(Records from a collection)
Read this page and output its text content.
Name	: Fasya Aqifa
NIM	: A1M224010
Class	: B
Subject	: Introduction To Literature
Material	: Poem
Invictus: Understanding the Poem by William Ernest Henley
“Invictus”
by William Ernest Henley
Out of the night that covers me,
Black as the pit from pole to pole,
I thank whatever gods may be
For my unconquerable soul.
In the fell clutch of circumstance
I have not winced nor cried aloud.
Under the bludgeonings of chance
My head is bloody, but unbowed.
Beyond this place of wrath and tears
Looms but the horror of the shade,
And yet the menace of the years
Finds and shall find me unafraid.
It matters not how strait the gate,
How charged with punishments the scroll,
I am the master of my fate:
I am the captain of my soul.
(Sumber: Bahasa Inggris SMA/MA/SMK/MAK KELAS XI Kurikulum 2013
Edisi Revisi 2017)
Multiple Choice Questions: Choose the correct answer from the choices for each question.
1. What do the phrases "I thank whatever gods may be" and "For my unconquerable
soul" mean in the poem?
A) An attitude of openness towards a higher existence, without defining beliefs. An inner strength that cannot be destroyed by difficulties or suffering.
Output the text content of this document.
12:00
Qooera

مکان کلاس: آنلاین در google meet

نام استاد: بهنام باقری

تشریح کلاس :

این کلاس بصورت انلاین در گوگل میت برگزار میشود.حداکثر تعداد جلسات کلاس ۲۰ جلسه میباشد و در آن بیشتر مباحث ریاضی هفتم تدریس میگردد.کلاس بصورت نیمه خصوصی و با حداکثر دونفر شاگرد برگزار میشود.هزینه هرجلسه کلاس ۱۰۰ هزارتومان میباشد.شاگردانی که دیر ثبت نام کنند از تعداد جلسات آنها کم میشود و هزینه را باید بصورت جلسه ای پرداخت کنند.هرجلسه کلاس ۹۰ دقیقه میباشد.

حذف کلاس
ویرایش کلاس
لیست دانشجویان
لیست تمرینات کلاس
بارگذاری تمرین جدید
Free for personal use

* [Task]
Show the data once more, exactly as it was written.

* [Result of this task]
Read this page and output its text content.
Name	: Fasya Aqifa
NIM	: A1M224010
Class	: B
Subject	: Introduction To Literature
Material	: Poem
Invictus: Understanding the Poem by William Ernest Henley
“Invictus”
by William Ernest Henley
Out of the night that covers me,
Black as the pit from pole to pole,
I thank whatever gods may be
For my unconquerable soul.
In the fell clutch of circumstance
I have not winced nor cried aloud.
Under the bludgeonings of chance
My head is bloody, but unbowed.
Beyond this place of wrath and tears
Looms but the horror of the shade,
And yet the menace of the years
Finds and shall find me unafraid.
It matters not how strait the gate,
How charged with punishments the scroll,
I am the master of my fate:
I am the captain of my soul.
(Sumber: Bahasa Inggris SMA/MA/SMK/MAK KELAS XI Kurikulum 2013
Edisi Revisi 2017)
Multiple Choice Questions: Choose the correct answer from the choices for each question.
1. What do the phrases "I thank whatever gods may be" and "For my unconquerable
soul" mean in the poem?
A) An attitude of openness towards a higher existence, without defining beliefs. An inner strength that cannot be destroyed by difficulties or suffering.
Output the text content of this document.
12:00
Qooera

مکان کلاس: آنلاین در google meet

نام استاد: بهنام باقری

تشریح کلاس :

این کلاس بصورت انلاین در گوگل میت برگزار میشود.حداکثر تعداد جلسات کلاس ۲۰ جلسه میباشد و در آن بیشتر مباحث ریاضی هفتم تدریس میگردد.کلاس بصورت نیمه خصوصی و با حداکثر دونفر شاگرد برگزار میشود.هزینه هرجلسه کلاس ۱۰۰ هزارتومان میباشد.شاگردانی که دیر ثبت نام کنند از تعداد جلسات آنها کم میشود و هزینه را باید بصورت جلسه ای پرداخت کنند.هرجلسه کلاس ۹۰ دقیقه میباشد.

حذف کلاس
ویرایش کلاس
لیست دانشجویان
لیست تمرینات کلاس
بارگذاری تمرین جدید
Free for personal use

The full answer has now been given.